Description of the task: Pictures stay out of your copy, but everything else in the records below must be repeated exactly.

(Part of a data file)
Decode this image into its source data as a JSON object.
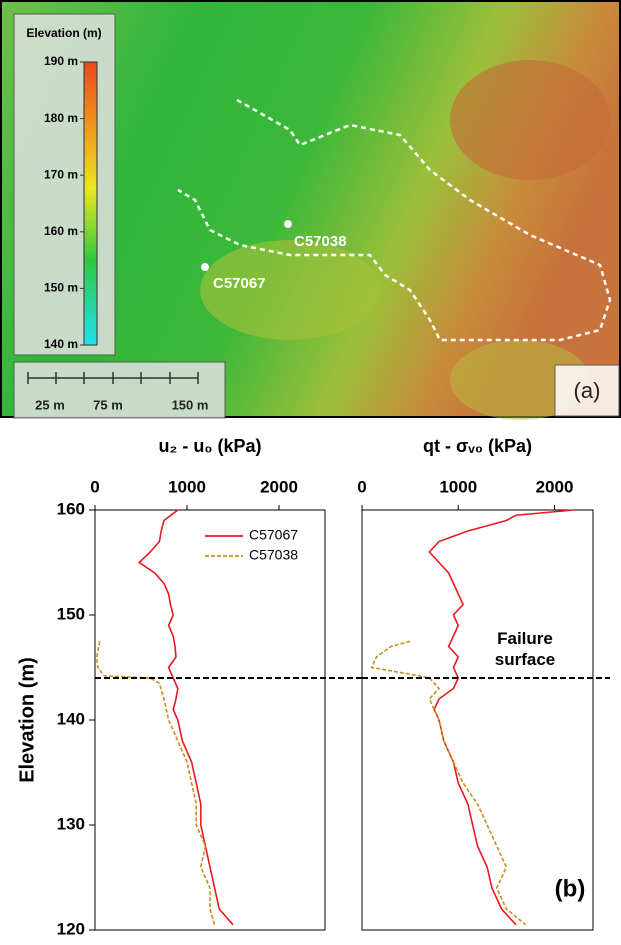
{
  "map": {
    "colorbar": {
      "title": "Elevation (m)",
      "ticks": [
        {
          "value": 190,
          "label": "190 m"
        },
        {
          "value": 180,
          "label": "180 m"
        },
        {
          "value": 170,
          "label": "170 m"
        },
        {
          "value": 160,
          "label": "160 m"
        },
        {
          "value": 150,
          "label": "150 m"
        },
        {
          "value": 140,
          "label": "140 m"
        }
      ]
    },
    "scale_labels": [
      "25 m",
      "75 m",
      "150 m"
    ],
    "sites": [
      "C57038",
      "C57067"
    ],
    "panel_label": "(a)"
  },
  "panel_label": "(b)",
  "chart_data": [
    {
      "type": "line",
      "title": "u₂ - u₀ (kPa)",
      "y_label": "Elevation (m)",
      "xlim": [
        0,
        2500
      ],
      "xticks": [
        0,
        1000,
        2000
      ],
      "ylim": [
        120,
        160
      ],
      "yticks": [
        120,
        130,
        140,
        150,
        160
      ],
      "legend": "upper right",
      "reference_line": {
        "value": 144
      },
      "series": [
        {
          "name": "C57067",
          "color": "#e8191f",
          "dash": false,
          "x": [
            900,
            750,
            720,
            700,
            600,
            480,
            650,
            750,
            800,
            820,
            850,
            800,
            850,
            870,
            880,
            800,
            850,
            900,
            880,
            850,
            900,
            950,
            1050,
            1100,
            1150,
            1150,
            1200,
            1250,
            1300,
            1350,
            1500
          ],
          "y": [
            160,
            159,
            158,
            157,
            156,
            155,
            154,
            153,
            152,
            151,
            150,
            149,
            148,
            147,
            146,
            145,
            144,
            143,
            142,
            141,
            140,
            138,
            136,
            134,
            132,
            130,
            128,
            126,
            124,
            122,
            120.5
          ]
        },
        {
          "name": "C57038",
          "color": "#c8901e",
          "dash": true,
          "x": [
            50,
            20,
            30,
            100,
            600,
            700,
            750,
            800,
            900,
            1000,
            1050,
            1100,
            1100,
            1200,
            1150,
            1250,
            1250,
            1300
          ],
          "y": [
            147.5,
            146,
            145,
            144.2,
            144,
            143.5,
            142,
            140,
            138,
            136,
            134,
            132,
            130,
            128,
            126,
            124,
            122,
            120.5
          ]
        }
      ]
    },
    {
      "type": "line",
      "title": "qt - σᵥ₀ (kPa)",
      "xlim": [
        0,
        2400
      ],
      "xticks": [
        0,
        1000,
        2000
      ],
      "ylim": [
        120,
        160
      ],
      "reference_line": {
        "value": 144,
        "label": "Failure surface"
      },
      "series": [
        {
          "color": "#e8191f",
          "dash": false,
          "x": [
            2200,
            1600,
            1500,
            1100,
            800,
            700,
            800,
            900,
            950,
            1000,
            1050,
            950,
            1000,
            950,
            900,
            1000,
            950,
            1000,
            950,
            800,
            750,
            800,
            850,
            950,
            1000,
            1100,
            1150,
            1200,
            1300,
            1350,
            1450,
            1600
          ],
          "y": [
            160,
            159.5,
            159,
            158,
            157,
            156,
            155,
            154,
            153,
            152,
            151,
            150,
            149,
            148,
            147,
            146,
            145,
            144,
            143,
            142,
            141,
            140,
            138,
            136,
            134,
            132,
            130,
            128,
            126,
            124,
            122,
            120.5
          ]
        },
        {
          "color": "#c8901e",
          "dash": true,
          "x": [
            500,
            300,
            150,
            100,
            600,
            700,
            800,
            700,
            800,
            850,
            950,
            1050,
            1200,
            1300,
            1400,
            1500,
            1400,
            1500,
            1700
          ],
          "y": [
            147.5,
            147,
            146,
            145,
            144.2,
            144,
            143,
            142,
            140,
            138,
            136,
            134,
            132,
            130,
            128,
            126,
            124,
            122,
            120.5
          ]
        }
      ]
    }
  ]
}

Problem solution:
Decode this image into its source data as a JSON object.
{
  "map": {
    "colorbar": {
      "title": "Elevation (m)",
      "ticks": [
        {
          "value": 190,
          "label": "190 m"
        },
        {
          "value": 180,
          "label": "180 m"
        },
        {
          "value": 170,
          "label": "170 m"
        },
        {
          "value": 160,
          "label": "160 m"
        },
        {
          "value": 150,
          "label": "150 m"
        },
        {
          "value": 140,
          "label": "140 m"
        }
      ]
    },
    "scale_labels": [
      "25 m",
      "75 m",
      "150 m"
    ],
    "sites": [
      "C57038",
      "C57067"
    ],
    "panel_label": "(a)"
  },
  "panel_label": "(b)",
  "chart_data": [
    {
      "type": "line",
      "title": "u₂ - u₀ (kPa)",
      "y_label": "Elevation (m)",
      "xlim": [
        0,
        2500
      ],
      "xticks": [
        0,
        1000,
        2000
      ],
      "ylim": [
        120,
        160
      ],
      "yticks": [
        120,
        130,
        140,
        150,
        160
      ],
      "legend": "upper right",
      "reference_line": {
        "value": 144
      },
      "series": [
        {
          "name": "C57067",
          "color": "#e8191f",
          "dash": false,
          "x": [
            900,
            750,
            720,
            700,
            600,
            480,
            650,
            750,
            800,
            820,
            850,
            800,
            850,
            870,
            880,
            800,
            850,
            900,
            880,
            850,
            900,
            950,
            1050,
            1100,
            1150,
            1150,
            1200,
            1250,
            1300,
            1350,
            1500
          ],
          "y": [
            160,
            159,
            158,
            157,
            156,
            155,
            154,
            153,
            152,
            151,
            150,
            149,
            148,
            147,
            146,
            145,
            144,
            143,
            142,
            141,
            140,
            138,
            136,
            134,
            132,
            130,
            128,
            126,
            124,
            122,
            120.5
          ]
        },
        {
          "name": "C57038",
          "color": "#c8901e",
          "dash": true,
          "x": [
            50,
            20,
            30,
            100,
            600,
            700,
            750,
            800,
            900,
            1000,
            1050,
            1100,
            1100,
            1200,
            1150,
            1250,
            1250,
            1300
          ],
          "y": [
            147.5,
            146,
            145,
            144.2,
            144,
            143.5,
            142,
            140,
            138,
            136,
            134,
            132,
            130,
            128,
            126,
            124,
            122,
            120.5
          ]
        }
      ]
    },
    {
      "type": "line",
      "title": "qt - σᵥ₀ (kPa)",
      "xlim": [
        0,
        2400
      ],
      "xticks": [
        0,
        1000,
        2000
      ],
      "ylim": [
        120,
        160
      ],
      "reference_line": {
        "value": 144,
        "label": "Failure surface"
      },
      "series": [
        {
          "color": "#e8191f",
          "dash": false,
          "x": [
            2200,
            1600,
            1500,
            1100,
            800,
            700,
            800,
            900,
            950,
            1000,
            1050,
            950,
            1000,
            950,
            900,
            1000,
            950,
            1000,
            950,
            800,
            750,
            800,
            850,
            950,
            1000,
            1100,
            1150,
            1200,
            1300,
            1350,
            1450,
            1600
          ],
          "y": [
            160,
            159.5,
            159,
            158,
            157,
            156,
            155,
            154,
            153,
            152,
            151,
            150,
            149,
            148,
            147,
            146,
            145,
            144,
            143,
            142,
            141,
            140,
            138,
            136,
            134,
            132,
            130,
            128,
            126,
            124,
            122,
            120.5
          ]
        },
        {
          "color": "#c8901e",
          "dash": true,
          "x": [
            500,
            300,
            150,
            100,
            600,
            700,
            800,
            700,
            800,
            850,
            950,
            1050,
            1200,
            1300,
            1400,
            1500,
            1400,
            1500,
            1700
          ],
          "y": [
            147.5,
            147,
            146,
            145,
            144.2,
            144,
            143,
            142,
            140,
            138,
            136,
            134,
            132,
            130,
            128,
            126,
            124,
            122,
            120.5
          ]
        }
      ]
    }
  ]
}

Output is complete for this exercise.